### WRITTEN REQUEST
Could you write out the records below exactly as they appear?

### RECORD EXCERPTS
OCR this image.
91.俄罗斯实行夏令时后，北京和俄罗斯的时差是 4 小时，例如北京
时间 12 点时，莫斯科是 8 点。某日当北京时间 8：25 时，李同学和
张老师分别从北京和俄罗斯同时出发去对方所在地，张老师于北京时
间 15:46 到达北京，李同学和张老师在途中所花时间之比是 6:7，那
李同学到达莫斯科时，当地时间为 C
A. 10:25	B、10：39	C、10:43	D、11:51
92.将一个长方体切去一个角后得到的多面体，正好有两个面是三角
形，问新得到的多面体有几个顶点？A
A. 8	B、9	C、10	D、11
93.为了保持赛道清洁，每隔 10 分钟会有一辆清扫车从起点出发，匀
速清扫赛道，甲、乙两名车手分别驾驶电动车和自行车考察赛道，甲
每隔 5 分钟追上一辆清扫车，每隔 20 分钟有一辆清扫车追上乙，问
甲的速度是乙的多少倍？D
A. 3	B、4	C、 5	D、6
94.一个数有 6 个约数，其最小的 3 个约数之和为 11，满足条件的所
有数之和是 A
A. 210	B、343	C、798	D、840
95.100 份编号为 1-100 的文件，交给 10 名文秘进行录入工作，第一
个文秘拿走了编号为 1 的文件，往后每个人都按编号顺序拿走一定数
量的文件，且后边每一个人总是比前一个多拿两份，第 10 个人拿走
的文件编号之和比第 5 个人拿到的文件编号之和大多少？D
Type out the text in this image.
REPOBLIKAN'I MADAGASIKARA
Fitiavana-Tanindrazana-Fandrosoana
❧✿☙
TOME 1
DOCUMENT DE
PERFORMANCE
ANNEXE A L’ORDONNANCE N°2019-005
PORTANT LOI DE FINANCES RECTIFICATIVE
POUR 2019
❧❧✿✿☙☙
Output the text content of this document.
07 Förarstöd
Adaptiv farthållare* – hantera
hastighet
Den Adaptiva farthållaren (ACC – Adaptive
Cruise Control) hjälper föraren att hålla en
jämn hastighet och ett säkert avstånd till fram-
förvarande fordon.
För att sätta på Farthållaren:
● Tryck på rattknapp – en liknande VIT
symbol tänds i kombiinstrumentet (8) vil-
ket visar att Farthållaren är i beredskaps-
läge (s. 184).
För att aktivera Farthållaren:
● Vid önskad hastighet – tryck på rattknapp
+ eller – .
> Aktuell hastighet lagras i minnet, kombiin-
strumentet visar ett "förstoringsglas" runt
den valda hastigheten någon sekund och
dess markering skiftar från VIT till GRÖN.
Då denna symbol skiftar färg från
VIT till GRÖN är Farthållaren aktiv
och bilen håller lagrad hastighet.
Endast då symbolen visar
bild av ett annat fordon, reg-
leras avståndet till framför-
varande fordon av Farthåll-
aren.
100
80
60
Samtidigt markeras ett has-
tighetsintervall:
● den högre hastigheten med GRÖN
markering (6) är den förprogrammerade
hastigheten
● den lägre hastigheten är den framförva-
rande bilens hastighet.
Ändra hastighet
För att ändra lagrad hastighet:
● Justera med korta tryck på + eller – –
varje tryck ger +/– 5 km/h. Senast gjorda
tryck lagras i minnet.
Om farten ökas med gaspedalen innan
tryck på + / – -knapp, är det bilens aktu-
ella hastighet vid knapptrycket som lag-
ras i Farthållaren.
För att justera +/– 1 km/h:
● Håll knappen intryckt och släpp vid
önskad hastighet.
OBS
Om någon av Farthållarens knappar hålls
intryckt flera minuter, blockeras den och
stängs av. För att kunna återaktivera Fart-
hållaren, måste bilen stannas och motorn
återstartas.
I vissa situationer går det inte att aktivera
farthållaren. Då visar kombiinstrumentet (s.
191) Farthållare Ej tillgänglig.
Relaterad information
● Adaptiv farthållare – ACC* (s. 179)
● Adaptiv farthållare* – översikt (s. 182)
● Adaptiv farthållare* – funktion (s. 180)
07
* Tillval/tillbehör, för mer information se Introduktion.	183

### SOLUTION TO THIS TASK
OCR this image.
91.俄罗斯实行夏令时后，北京和俄罗斯的时差是 4 小时，例如北京
时间 12 点时，莫斯科是 8 点。某日当北京时间 8：25 时，李同学和
张老师分别从北京和俄罗斯同时出发去对方所在地，张老师于北京时
间 15:46 到达北京，李同学和张老师在途中所花时间之比是 6:7，那
李同学到达莫斯科时，当地时间为 C
A. 10:25	B、10：39	C、10:43	D、11:51
92.将一个长方体切去一个角后得到的多面体，正好有两个面是三角
形，问新得到的多面体有几个顶点？A
A. 8	B、9	C、10	D、11
93.为了保持赛道清洁，每隔 10 分钟会有一辆清扫车从起点出发，匀
速清扫赛道，甲、乙两名车手分别驾驶电动车和自行车考察赛道，甲
每隔 5 分钟追上一辆清扫车，每隔 20 分钟有一辆清扫车追上乙，问
甲的速度是乙的多少倍？D
A. 3	B、4	C、 5	D、6
94.一个数有 6 个约数，其最小的 3 个约数之和为 11，满足条件的所
有数之和是 A
A. 210	B、343	C、798	D、840
95.100 份编号为 1-100 的文件，交给 10 名文秘进行录入工作，第一
个文秘拿走了编号为 1 的文件，往后每个人都按编号顺序拿走一定数
量的文件，且后边每一个人总是比前一个多拿两份，第 10 个人拿走
的文件编号之和比第 5 个人拿到的文件编号之和大多少？D
Type out the text in this image.
REPOBLIKAN'I MADAGASIKARA
Fitiavana-Tanindrazana-Fandrosoana
❧✿☙
TOME 1
DOCUMENT DE
PERFORMANCE
ANNEXE A L’ORDONNANCE N°2019-005
PORTANT LOI DE FINANCES RECTIFICATIVE
POUR 2019
❧❧✿✿☙☙
Output the text content of this document.
07 Förarstöd
Adaptiv farthållare* – hantera
hastighet
Den Adaptiva farthållaren (ACC – Adaptive
Cruise Control) hjälper föraren att hålla en
jämn hastighet och ett säkert avstånd till fram-
förvarande fordon.
För att sätta på Farthållaren:
● Tryck på rattknapp – en liknande VIT
symbol tänds i kombiinstrumentet (8) vil-
ket visar att Farthållaren är i beredskaps-
läge (s. 184).
För att aktivera Farthållaren:
● Vid önskad hastighet – tryck på rattknapp
+ eller – .
> Aktuell hastighet lagras i minnet, kombiin-
strumentet visar ett "förstoringsglas" runt
den valda hastigheten någon sekund och
dess markering skiftar från VIT till GRÖN.
Då denna symbol skiftar färg från
VIT till GRÖN är Farthållaren aktiv
och bilen håller lagrad hastighet.
Endast då symbolen visar
bild av ett annat fordon, reg-
leras avståndet till framför-
varande fordon av Farthåll-
aren.
100
80
60
Samtidigt markeras ett has-
tighetsintervall:
● den högre hastigheten med GRÖN
markering (6) är den förprogrammerade
hastigheten
● den lägre hastigheten är den framförva-
rande bilens hastighet.
Ändra hastighet
För att ändra lagrad hastighet:
● Justera med korta tryck på + eller – –
varje tryck ger +/– 5 km/h. Senast gjorda
tryck lagras i minnet.
Om farten ökas med gaspedalen innan
tryck på + / – -knapp, är det bilens aktu-
ella hastighet vid knapptrycket som lag-
ras i Farthållaren.
För att justera +/– 1 km/h:
● Håll knappen intryckt och släpp vid
önskad hastighet.
OBS
Om någon av Farthållarens knappar hålls
intryckt flera minuter, blockeras den och
stängs av. För att kunna återaktivera Fart-
hållaren, måste bilen stannas och motorn
återstartas.
I vissa situationer går det inte att aktivera
farthållaren. Då visar kombiinstrumentet (s.
191) Farthållare Ej tillgänglig.
Relaterad information
● Adaptiv farthållare – ACC* (s. 179)
● Adaptiv farthållare* – översikt (s. 182)
● Adaptiv farthållare* – funktion (s. 180)
07
* Tillval/tillbehör, för mer information se Introduktion.	183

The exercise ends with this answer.